-- START Text segment --

Online Course Discussion Forum
Q9 on the day 4 of week 1 of the camp
Hi, I am reviewing the problems we did earlier and I'm a bit confused on some aspects of Q9 even with the recordings.
If we follow the solution presented in the video, how do we know we can let 2ab<=k1 * a^2 + k2 * b^2 where k1 = k2 + k3 = k4 + k5 = k6 and there will be some positive k's that satisfy this? Also once we generate those 3 inequalities that build to the thing we are trying to get with M in it, we also know that for all a and b and positive k1 and k2, 2sqrt(k1k2)ab <= k1a^2 + k2b^2. I get this expression and how we got it, but why does the sqrt(k1k2) now have to be 1 to match the above 2ab<=k1 * a^2 + k2 * b^2? Is this because they are both tight bounds so they must be equal?
thanks
The original question is the following:
(ZIML Varsity Feb 2018) Find the smallest $M$ such that the inequality \[ 2ab + 3bc + 2cd \leq M(a^2+b^2+c^2+d^2) \] holds for all groups of real numbers $a,b,c,d$.

-- END Text segment --
-- START Stored rows --

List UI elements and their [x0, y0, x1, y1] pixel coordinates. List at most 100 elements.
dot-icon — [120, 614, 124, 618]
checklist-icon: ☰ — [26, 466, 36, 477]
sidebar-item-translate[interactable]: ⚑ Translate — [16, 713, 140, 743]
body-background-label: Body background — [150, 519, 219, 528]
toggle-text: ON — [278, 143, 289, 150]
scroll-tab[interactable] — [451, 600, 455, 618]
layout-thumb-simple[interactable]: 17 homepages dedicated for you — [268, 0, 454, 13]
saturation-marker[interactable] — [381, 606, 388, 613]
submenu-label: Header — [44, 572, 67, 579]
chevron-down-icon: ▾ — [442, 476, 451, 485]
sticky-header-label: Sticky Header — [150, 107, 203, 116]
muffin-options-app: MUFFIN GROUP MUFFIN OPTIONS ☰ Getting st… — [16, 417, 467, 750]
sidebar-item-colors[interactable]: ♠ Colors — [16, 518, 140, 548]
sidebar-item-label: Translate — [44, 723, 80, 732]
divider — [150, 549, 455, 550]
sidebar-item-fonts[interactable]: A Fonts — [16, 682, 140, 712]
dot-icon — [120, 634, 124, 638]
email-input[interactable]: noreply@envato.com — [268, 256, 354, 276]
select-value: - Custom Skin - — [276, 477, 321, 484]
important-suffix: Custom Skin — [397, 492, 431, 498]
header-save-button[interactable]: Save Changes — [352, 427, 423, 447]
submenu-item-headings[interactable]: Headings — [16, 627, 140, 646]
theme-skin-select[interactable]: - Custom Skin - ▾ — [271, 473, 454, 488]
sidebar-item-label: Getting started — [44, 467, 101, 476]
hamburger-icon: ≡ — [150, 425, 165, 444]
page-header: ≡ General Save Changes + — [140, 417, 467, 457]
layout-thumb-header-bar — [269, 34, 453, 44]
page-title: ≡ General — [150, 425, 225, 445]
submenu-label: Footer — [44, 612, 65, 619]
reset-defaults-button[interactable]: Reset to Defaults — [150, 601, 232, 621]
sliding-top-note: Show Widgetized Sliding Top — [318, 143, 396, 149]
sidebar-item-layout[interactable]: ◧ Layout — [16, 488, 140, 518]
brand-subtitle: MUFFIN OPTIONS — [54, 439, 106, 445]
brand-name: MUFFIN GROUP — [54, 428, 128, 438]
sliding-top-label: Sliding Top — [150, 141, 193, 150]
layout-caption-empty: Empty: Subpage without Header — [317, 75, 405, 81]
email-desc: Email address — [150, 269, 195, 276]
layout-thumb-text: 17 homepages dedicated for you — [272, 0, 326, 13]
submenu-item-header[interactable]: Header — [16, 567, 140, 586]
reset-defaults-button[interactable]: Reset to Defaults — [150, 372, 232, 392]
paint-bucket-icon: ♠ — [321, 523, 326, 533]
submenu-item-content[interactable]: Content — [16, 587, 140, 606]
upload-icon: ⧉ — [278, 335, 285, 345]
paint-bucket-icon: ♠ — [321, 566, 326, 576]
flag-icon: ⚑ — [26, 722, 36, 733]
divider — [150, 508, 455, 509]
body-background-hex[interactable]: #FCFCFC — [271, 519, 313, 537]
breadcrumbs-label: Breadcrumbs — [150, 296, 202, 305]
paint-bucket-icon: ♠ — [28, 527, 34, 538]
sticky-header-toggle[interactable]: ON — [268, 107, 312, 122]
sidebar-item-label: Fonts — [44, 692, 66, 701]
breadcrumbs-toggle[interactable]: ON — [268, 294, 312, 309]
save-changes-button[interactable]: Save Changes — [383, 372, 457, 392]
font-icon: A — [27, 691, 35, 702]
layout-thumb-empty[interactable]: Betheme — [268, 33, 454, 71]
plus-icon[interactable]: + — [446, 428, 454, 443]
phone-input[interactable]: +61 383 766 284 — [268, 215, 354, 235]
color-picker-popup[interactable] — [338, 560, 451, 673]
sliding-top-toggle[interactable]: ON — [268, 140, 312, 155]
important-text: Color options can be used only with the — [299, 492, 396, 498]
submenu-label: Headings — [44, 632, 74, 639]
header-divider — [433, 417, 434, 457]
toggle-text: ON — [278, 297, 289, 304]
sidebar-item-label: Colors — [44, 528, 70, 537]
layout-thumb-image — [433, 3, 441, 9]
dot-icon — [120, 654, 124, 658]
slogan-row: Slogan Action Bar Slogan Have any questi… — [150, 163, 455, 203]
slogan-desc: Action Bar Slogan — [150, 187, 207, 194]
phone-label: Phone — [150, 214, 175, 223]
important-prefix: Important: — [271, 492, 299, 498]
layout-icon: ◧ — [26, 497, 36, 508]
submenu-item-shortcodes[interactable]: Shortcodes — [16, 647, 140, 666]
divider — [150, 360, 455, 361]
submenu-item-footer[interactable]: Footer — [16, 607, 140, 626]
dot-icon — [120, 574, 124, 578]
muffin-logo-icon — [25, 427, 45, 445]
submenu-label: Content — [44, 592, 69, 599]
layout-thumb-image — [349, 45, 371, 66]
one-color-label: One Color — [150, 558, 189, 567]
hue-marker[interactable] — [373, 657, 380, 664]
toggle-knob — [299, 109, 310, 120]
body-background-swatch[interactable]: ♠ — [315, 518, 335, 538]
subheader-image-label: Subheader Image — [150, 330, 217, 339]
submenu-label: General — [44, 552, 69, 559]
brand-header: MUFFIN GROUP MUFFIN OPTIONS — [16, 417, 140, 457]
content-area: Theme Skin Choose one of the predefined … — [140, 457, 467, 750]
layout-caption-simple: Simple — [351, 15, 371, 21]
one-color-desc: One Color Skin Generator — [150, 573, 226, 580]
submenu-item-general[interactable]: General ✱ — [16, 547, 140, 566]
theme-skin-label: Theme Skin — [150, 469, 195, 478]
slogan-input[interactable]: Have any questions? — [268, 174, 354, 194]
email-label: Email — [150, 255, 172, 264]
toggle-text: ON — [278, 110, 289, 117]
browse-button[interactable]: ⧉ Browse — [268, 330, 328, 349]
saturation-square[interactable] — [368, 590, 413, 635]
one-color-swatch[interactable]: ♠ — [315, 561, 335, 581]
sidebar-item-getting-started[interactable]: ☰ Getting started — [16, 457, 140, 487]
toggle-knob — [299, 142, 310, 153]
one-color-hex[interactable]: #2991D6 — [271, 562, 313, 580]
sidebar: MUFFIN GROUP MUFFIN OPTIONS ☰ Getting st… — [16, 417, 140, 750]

-- END Stored rows --

## Given instruction 1
Answer these questions about the forum thread:
(a) On which day of which week of the camp was Q9 done?
(b) Which competition and date does the thread give as the source of the original question?
(c) What does the original question ask the solver to find?
## Given instruction 2
Write out the records without any changes, from their first line through the line that contains "sidebar-item-translate[interactable]: ⚑ Translate", with both of those lines included.

## Written reply 1
(a) Day 4 of week 1.
(b) ZIML Varsity, Feb 2018.
(c) The smallest $M$ such that $2ab + 3bc + 2cd \leq M(a^2+b^2+c^2+d^2)$ holds for all groups of real numbers $a,b,c,d$.

## Written reply 2
List UI elements and their [x0, y0, x1, y1] pixel coordinates. List at most 100 elements.
dot-icon — [120, 614, 124, 618]
checklist-icon: ☰ — [26, 466, 36, 477]
sidebar-item-translate[interactable]: ⚑ Translate — [16, 713, 140, 743]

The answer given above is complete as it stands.